**Excerpt provided:**
════
Weekly Commentary: June 14, 2026
⚠️ Not financial advice. This is auto-generated each week by Anthropic's Claude (an AI model). Brian Beals is not a registered investment advisor, and Anthropic's Claude is not licensed to provide personalized financial advice. The screener is a research and methodology demo, not a recommendation system. Past performance does not predict future results. Do your own research before making any investment decisions.
By Brian Beals. Methodology and code: github.com/brianbeals/sector-rotation-screener. Commentary generated by Anthropic's Claude (claude-opus-4-8).
What the screen said this week
The screen classified the current environment as mid-cycle, driven by industrial production (INDPRO) running at +1.4% year over year, which sits inside the rule set's 0.0% to 4.0% band, paired with a positive yield curve spread of +0.40. In plain terms, the rules read this combination as steady, ongoing expansion rather than an early rebound or a late-cycle slowdown.
Technology (XLK) topped the composite at 82.9 and was the only sector carrying a Buy label this week. Its score reflects a combination of factors: a maxed-out cycle fit of 100, very strong relative strength (rs 91.1, with three-month relative strength of +22.95%), and moderate seasonality (54.8). Relative strength here means recent price performance versus the broader sector universe. Real Estate (XLRE) and Communications (XLC) followed at 61.7 and 56.4, both landing in Hold territory. Notably, XLRE leaned on seasonality (84.1) rather than price momentum, while XLC scored high on cycle fit but weak on relative strength.
At the bottom, Utilities (XLU) drew the only Avoid signal at 35.8, weighed down by soft relative strength (26.3) and the weakest three-month relative reading in the table (-16.82%).
Things worth noticing
There is a clear split between sectors favored by the cycle rules and those favored by actual price action. Communications (XLC) shows a cycle fit of 100 but a relative strength of just 12.2 and three-month relative strength of -14.44%. The model "likes" it on phase logic while recent price behavior lags. The opposite case is less visible this week, since the strongest relative strength sector (XLK) also happens to score top on cycle fit.
The Communications seasonality figure carries a thin sample flag. That means the seasonal component is estimated from relatively few historical observations for this calendar window, so it deserves extra skepticism compared with sectors that have denser history.
It is also worth noting the breadth picture: ten of eleven sectors posted negative three-month relative strength, yet only one earned an Avoid label, a reminder that these are relative, not absolute, readings.
Methodology reminder
The composite is the weighted sum of Seasonality (30%), Cycle Fit (30%), and Relative Strength (40%). Lookahead bias in the backtest is controlled using FRED ALFRED point-in-time vintages, so macro inputs reflect what was actually known on each date. The backtest result, which did not beat SPY net of trading cost since May 2011, is a property of this specific rule set and is not a forecast.
════
**Data listing:**
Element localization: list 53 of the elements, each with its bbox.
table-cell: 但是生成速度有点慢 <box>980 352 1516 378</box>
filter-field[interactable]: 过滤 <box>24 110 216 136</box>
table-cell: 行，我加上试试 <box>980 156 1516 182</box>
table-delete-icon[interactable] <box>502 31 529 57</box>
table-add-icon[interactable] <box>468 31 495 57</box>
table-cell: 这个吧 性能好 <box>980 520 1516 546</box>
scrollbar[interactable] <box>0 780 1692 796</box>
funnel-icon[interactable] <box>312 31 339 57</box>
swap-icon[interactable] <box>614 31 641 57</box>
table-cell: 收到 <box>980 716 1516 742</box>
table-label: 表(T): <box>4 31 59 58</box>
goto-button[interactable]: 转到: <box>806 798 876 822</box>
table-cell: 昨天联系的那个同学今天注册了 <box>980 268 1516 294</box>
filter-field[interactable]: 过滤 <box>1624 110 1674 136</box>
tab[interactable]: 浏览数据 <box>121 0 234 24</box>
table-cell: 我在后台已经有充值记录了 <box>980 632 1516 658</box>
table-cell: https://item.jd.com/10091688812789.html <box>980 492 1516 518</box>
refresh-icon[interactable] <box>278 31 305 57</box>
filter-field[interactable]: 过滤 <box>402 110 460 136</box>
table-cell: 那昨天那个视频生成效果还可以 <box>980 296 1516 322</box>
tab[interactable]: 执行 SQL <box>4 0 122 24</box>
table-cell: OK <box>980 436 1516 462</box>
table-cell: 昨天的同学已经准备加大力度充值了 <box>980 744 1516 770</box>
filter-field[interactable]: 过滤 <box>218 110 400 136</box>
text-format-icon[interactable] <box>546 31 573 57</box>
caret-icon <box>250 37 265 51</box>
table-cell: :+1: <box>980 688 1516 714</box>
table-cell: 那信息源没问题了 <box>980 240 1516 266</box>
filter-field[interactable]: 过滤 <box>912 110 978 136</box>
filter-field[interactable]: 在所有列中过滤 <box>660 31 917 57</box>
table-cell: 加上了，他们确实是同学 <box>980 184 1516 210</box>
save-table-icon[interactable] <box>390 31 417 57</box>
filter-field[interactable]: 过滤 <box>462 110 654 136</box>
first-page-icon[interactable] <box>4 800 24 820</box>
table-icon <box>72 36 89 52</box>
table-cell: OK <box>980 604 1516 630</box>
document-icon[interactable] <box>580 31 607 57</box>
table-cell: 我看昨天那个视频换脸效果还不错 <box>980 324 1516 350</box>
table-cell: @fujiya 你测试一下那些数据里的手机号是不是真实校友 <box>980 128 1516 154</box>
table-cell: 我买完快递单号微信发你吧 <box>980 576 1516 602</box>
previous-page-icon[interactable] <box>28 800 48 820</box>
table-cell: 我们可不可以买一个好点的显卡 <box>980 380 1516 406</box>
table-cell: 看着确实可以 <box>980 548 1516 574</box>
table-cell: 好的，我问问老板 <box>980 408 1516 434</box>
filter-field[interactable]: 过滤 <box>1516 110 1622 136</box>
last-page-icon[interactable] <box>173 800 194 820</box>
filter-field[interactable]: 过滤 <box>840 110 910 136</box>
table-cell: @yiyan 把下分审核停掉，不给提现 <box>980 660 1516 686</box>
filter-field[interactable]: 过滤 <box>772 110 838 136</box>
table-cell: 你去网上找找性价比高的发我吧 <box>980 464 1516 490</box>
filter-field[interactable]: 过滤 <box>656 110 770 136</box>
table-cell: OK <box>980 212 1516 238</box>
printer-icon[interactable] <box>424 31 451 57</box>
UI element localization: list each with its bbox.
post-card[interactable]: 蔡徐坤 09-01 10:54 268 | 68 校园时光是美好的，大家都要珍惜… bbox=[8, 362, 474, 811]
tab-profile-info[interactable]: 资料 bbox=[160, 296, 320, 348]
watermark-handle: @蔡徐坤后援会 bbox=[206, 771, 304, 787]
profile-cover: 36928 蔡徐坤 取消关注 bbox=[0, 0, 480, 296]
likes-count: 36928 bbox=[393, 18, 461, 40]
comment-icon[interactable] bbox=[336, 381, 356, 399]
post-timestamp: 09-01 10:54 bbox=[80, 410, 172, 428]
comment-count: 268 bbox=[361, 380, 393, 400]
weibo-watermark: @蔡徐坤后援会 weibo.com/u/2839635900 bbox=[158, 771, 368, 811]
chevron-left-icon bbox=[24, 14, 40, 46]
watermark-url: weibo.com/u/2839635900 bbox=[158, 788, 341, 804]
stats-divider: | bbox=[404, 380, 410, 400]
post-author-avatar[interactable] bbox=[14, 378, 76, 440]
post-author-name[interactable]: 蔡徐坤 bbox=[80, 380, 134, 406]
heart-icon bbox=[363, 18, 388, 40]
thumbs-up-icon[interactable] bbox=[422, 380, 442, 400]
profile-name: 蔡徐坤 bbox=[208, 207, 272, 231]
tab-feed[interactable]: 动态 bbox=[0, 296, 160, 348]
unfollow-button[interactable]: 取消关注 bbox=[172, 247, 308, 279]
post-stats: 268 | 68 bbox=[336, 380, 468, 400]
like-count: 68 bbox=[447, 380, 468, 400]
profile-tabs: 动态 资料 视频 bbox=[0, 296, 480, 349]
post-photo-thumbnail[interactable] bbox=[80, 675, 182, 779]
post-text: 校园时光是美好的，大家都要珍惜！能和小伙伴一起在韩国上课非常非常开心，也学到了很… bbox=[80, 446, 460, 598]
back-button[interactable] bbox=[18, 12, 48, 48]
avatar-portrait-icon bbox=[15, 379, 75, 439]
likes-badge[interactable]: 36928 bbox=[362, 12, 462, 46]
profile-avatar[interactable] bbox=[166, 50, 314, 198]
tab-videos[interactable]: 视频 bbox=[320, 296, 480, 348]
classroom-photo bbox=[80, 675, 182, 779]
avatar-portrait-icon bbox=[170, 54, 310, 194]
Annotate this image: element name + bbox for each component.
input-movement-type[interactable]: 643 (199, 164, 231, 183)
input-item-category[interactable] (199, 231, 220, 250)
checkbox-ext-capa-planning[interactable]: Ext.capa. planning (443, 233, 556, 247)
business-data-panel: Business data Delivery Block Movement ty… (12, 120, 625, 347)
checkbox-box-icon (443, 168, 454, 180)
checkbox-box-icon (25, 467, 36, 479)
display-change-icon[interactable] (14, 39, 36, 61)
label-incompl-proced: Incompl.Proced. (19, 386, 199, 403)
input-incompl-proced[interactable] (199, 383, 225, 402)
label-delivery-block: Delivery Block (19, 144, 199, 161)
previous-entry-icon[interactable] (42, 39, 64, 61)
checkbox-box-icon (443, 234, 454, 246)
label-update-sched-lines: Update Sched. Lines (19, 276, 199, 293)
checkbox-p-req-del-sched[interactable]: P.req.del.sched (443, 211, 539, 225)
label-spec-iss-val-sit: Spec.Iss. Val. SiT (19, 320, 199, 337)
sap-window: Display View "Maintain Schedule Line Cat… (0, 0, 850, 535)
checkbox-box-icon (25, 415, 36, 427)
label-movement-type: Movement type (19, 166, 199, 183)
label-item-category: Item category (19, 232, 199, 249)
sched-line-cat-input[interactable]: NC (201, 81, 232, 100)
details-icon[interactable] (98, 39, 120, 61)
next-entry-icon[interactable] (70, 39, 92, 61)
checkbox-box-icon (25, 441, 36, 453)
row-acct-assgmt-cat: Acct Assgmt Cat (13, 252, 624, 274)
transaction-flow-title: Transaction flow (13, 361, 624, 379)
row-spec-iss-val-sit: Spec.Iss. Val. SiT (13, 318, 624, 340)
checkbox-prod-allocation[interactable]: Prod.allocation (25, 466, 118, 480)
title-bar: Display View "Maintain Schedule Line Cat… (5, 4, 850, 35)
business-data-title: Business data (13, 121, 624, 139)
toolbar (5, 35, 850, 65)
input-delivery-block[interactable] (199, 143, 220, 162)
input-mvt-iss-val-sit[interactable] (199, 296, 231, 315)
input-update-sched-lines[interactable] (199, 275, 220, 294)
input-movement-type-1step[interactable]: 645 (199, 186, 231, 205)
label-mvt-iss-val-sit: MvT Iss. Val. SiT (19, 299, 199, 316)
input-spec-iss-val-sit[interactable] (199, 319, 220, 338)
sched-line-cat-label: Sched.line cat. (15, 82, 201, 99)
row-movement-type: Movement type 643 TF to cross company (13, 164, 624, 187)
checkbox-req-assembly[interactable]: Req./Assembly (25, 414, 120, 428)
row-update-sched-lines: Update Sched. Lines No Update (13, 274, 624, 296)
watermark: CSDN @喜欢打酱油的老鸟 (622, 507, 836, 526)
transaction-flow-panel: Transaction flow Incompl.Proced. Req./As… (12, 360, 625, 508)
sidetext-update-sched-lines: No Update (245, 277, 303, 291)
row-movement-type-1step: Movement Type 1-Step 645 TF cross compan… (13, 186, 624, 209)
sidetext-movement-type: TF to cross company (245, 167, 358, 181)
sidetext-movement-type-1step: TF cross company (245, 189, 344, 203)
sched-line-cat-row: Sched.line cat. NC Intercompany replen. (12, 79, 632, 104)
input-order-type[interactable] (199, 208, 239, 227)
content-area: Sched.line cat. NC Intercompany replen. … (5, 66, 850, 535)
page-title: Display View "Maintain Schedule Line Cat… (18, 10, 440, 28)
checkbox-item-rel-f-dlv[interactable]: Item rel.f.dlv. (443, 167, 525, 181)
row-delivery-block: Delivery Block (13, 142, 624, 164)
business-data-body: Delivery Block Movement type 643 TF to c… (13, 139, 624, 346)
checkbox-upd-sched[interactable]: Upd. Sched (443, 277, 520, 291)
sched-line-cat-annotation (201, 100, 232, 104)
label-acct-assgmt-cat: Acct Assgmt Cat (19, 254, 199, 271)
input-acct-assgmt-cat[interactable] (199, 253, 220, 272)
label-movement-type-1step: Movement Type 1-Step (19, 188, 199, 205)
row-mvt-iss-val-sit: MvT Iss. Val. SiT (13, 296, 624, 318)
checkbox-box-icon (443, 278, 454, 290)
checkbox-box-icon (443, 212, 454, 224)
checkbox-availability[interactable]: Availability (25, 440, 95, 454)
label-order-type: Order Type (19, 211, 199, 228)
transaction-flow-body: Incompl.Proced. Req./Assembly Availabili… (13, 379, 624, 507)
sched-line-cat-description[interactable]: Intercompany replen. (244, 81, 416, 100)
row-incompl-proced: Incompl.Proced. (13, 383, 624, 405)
════
Please name the sector that received the only Avoid signal in the weekly commentary, along with its composite score.

**Solution to the exercise:** Utilities (XLU), with a composite score of 35.8.